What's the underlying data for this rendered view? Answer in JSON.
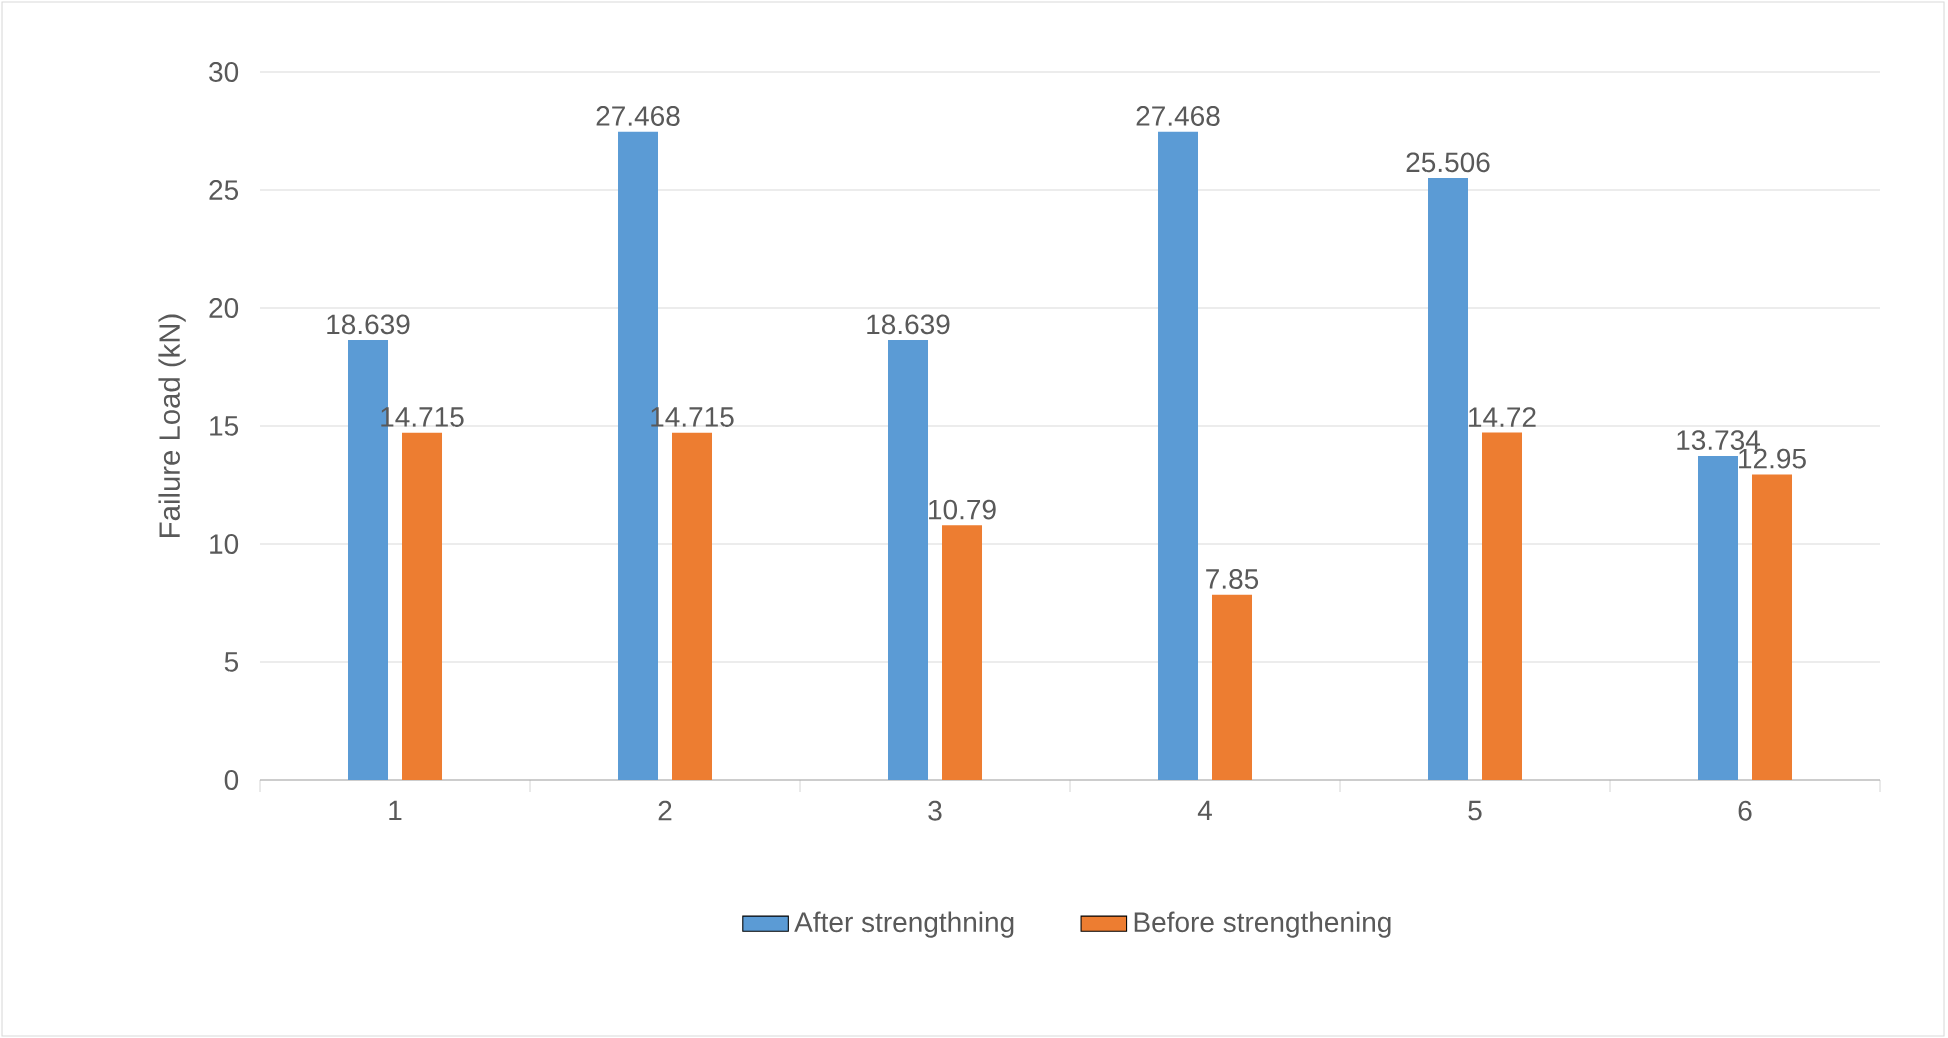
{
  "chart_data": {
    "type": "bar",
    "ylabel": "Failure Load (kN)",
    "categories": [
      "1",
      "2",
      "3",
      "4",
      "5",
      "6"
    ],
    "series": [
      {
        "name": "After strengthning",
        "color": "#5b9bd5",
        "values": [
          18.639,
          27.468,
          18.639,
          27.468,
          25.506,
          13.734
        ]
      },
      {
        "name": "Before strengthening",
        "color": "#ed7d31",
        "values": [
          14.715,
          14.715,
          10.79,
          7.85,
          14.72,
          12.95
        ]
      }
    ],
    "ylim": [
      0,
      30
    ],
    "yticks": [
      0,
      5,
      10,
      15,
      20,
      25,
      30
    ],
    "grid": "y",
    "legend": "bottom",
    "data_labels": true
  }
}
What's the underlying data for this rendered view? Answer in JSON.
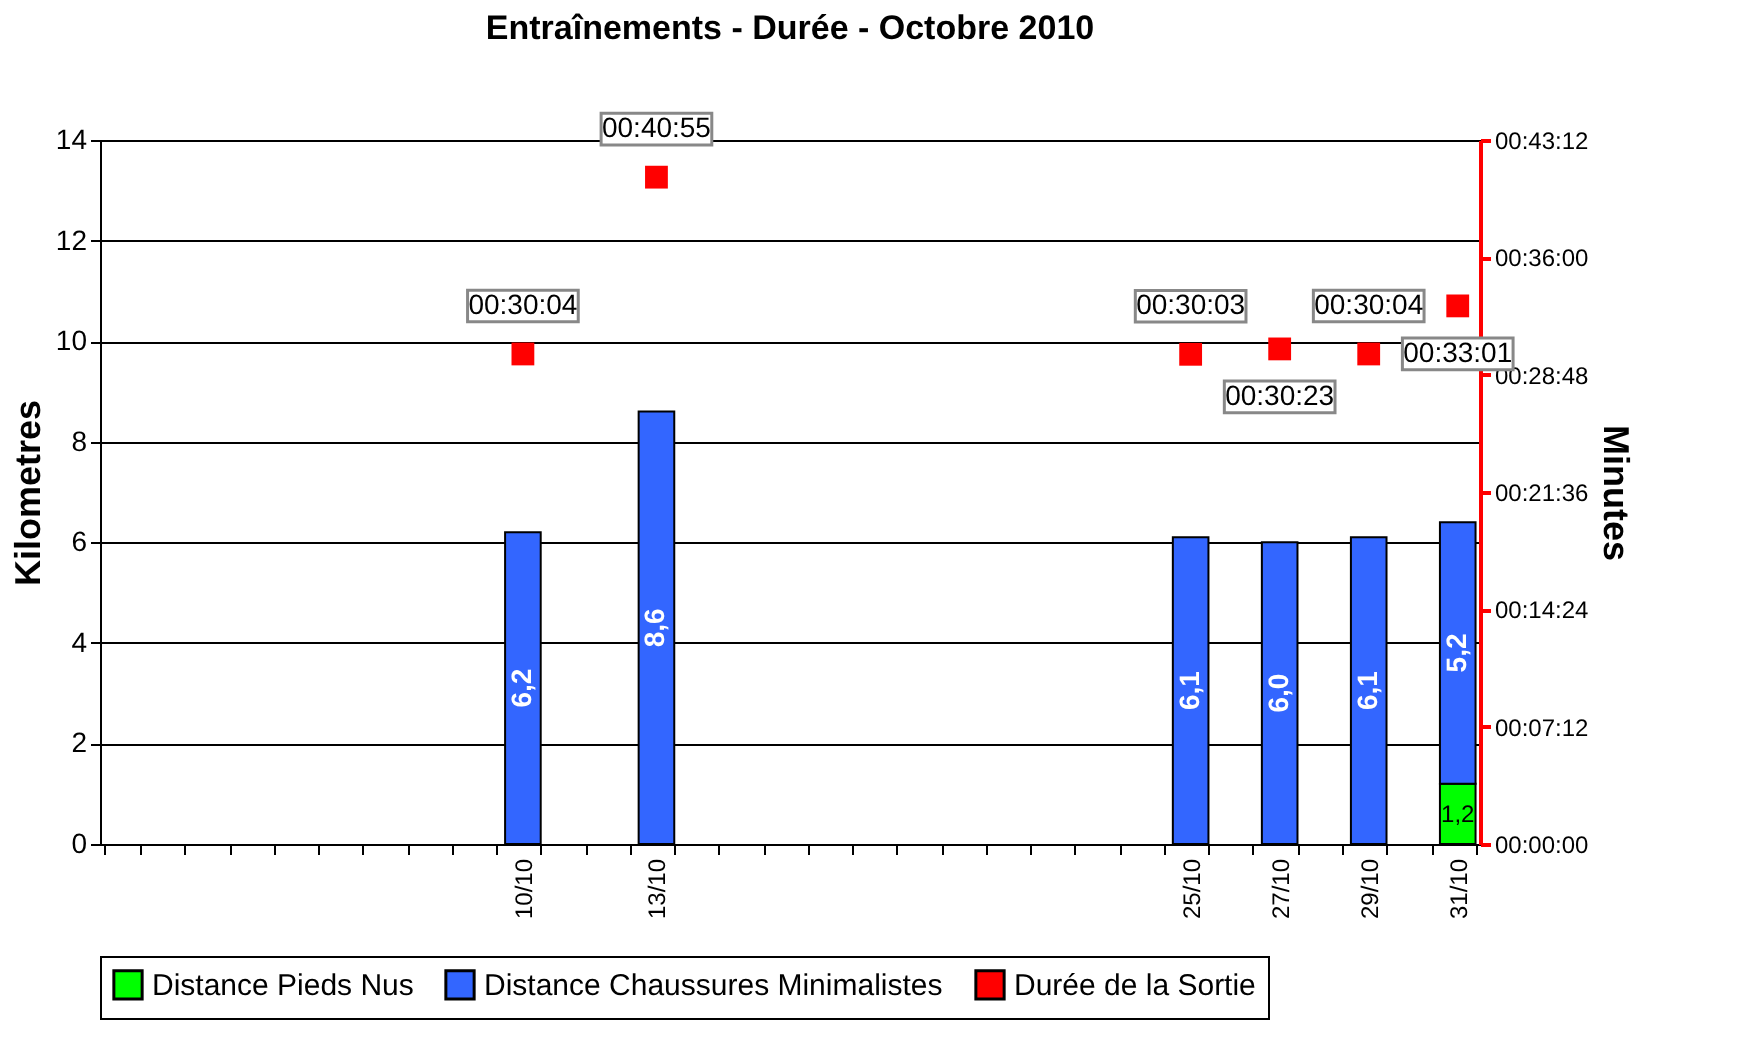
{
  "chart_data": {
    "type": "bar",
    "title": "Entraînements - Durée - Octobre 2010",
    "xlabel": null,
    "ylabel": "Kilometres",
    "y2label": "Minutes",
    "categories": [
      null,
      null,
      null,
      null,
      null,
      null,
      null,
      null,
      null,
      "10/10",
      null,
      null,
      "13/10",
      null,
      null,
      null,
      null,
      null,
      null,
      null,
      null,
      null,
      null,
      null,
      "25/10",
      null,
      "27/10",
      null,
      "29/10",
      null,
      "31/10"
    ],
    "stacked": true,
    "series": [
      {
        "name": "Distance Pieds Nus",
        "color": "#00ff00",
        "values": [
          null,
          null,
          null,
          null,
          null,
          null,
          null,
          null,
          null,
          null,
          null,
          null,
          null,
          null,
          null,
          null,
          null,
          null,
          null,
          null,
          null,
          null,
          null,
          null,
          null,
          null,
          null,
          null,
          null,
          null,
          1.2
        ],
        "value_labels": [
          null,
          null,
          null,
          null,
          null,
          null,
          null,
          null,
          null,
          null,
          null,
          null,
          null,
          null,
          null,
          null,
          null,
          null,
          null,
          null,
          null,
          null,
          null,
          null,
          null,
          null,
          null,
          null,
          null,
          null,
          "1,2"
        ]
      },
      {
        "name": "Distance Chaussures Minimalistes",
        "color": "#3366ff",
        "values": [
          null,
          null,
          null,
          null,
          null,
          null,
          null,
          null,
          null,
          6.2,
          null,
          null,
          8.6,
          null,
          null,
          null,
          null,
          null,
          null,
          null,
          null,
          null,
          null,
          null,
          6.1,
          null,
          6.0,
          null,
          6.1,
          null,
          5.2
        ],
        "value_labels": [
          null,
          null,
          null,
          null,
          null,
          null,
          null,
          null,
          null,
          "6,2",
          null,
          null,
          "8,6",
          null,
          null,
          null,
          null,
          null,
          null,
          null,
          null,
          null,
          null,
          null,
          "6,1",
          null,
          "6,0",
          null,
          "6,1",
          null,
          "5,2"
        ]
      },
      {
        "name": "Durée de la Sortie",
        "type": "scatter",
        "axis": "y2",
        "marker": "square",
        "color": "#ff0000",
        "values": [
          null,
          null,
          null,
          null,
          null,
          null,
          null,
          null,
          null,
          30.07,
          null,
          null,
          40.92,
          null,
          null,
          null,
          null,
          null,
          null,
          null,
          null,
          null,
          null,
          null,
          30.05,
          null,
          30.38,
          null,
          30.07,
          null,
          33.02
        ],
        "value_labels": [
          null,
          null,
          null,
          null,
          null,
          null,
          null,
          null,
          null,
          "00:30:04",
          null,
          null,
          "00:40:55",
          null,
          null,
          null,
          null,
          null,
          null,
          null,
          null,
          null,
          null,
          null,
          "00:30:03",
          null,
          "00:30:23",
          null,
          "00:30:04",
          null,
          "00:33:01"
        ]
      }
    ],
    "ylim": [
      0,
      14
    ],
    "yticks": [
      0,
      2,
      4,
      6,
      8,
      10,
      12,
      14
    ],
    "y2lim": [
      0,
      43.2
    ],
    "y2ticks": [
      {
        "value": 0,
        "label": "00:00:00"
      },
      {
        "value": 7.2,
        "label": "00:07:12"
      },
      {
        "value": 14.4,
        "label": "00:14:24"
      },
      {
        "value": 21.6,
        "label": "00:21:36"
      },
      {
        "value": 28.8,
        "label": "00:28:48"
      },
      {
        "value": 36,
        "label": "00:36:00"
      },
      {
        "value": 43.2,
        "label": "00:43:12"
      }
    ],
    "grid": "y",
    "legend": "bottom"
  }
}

####################

-- What to produce --
Word for word, quote the lines above. Omit the pictures.

-- Answer to this task --
What's the underlying data for this rendered view? Answer in JSON.
{
  "chart_data": {
    "type": "bar",
    "ylabel": "Failure Load (kN)",
    "categories": [
      "1",
      "2",
      "3",
      "4",
      "5",
      "6"
    ],
    "series": [
      {
        "name": "After strengthning",
        "color": "#5b9bd5",
        "values": [
          18.639,
          27.468,
          18.639,
          27.468,
          25.506,
          13.734
        ]
      },
      {
        "name": "Before strengthening",
        "color": "#ed7d31",
        "values": [
          14.715,
          14.715,
          10.79,
          7.85,
          14.72,
          12.95
        ]
      }
    ],
    "ylim": [
      0,
      30
    ],
    "yticks": [
      0,
      5,
      10,
      15,
      20,
      25,
      30
    ],
    "grid": "y",
    "legend": "bottom",
    "data_labels": true
  }
}
What's the underlying data for this rendered view? Answer in JSON.
{
  "chart_data": {
    "type": "bar",
    "title": "Entraînements - Durée - Octobre 2010",
    "xlabel": null,
    "ylabel": "Kilometres",
    "y2label": "Minutes",
    "categories": [
      null,
      null,
      null,
      null,
      null,
      null,
      null,
      null,
      null,
      "10/10",
      null,
      null,
      "13/10",
      null,
      null,
      null,
      null,
      null,
      null,
      null,
      null,
      null,
      null,
      null,
      "25/10",
      null,
      "27/10",
      null,
      "29/10",
      null,
      "31/10"
    ],
    "stacked": true,
    "series": [
      {
        "name": "Distance Pieds Nus",
        "color": "#00ff00",
        "values": [
          null,
          null,
          null,
          null,
          null,
          null,
          null,
          null,
          null,
          null,
          null,
          null,
          null,
          null,
          null,
          null,
          null,
          null,
          null,
          null,
          null,
          null,
          null,
          null,
          null,
          null,
          null,
          null,
          null,
          null,
          1.2
        ],
        "value_labels": [
          null,
          null,
          null,
          null,
          null,
          null,
          null,
          null,
          null,
          null,
          null,
          null,
          null,
          null,
          null,
          null,
          null,
          null,
          null,
          null,
          null,
          null,
          null,
          null,
          null,
          null,
          null,
          null,
          null,
          null,
          "1,2"
        ]
      },
      {
        "name": "Distance Chaussures Minimalistes",
        "color": "#3366ff",
        "values": [
          null,
          null,
          null,
          null,
          null,
          null,
          null,
          null,
          null,
          6.2,
          null,
          null,
          8.6,
          null,
          null,
          null,
          null,
          null,
          null,
          null,
          null,
          null,
          null,
          null,
          6.1,
          null,
          6.0,
          null,
          6.1,
          null,
          5.2
        ],
        "value_labels": [
          null,
          null,
          null,
          null,
          null,
          null,
          null,
          null,
          null,
          "6,2",
          null,
          null,
          "8,6",
          null,
          null,
          null,
          null,
          null,
          null,
          null,
          null,
          null,
          null,
          null,
          "6,1",
          null,
          "6,0",
          null,
          "6,1",
          null,
          "5,2"
        ]
      },
      {
        "name": "Durée de la Sortie",
        "type": "scatter",
        "axis": "y2",
        "marker": "square",
        "color": "#ff0000",
        "values": [
          null,
          null,
          null,
          null,
          null,
          null,
          null,
          null,
          null,
          30.07,
          null,
          null,
          40.92,
          null,
          null,
          null,
          null,
          null,
          null,
          null,
          null,
          null,
          null,
          null,
          30.05,
          null,
          30.38,
          null,
          30.07,
          null,
          33.02
        ],
        "value_labels": [
          null,
          null,
          null,
          null,
          null,
          null,
          null,
          null,
          null,
          "00:30:04",
          null,
          null,
          "00:40:55",
          null,
          null,
          null,
          null,
          null,
          null,
          null,
          null,
          null,
          null,
          null,
          "00:30:03",
          null,
          "00:30:23",
          null,
          "00:30:04",
          null,
          "00:33:01"
        ]
      }
    ],
    "ylim": [
      0,
      14
    ],
    "yticks": [
      0,
      2,
      4,
      6,
      8,
      10,
      12,
      14
    ],
    "y2lim": [
      0,
      43.2
    ],
    "y2ticks": [
      {
        "value": 0,
        "label": "00:00:00"
      },
      {
        "value": 7.2,
        "label": "00:07:12"
      },
      {
        "value": 14.4,
        "label": "00:14:24"
      },
      {
        "value": 21.6,
        "label": "00:21:36"
      },
      {
        "value": 28.8,
        "label": "00:28:48"
      },
      {
        "value": 36,
        "label": "00:36:00"
      },
      {
        "value": 43.2,
        "label": "00:43:12"
      }
    ],
    "grid": "y",
    "legend": "bottom"
  }
}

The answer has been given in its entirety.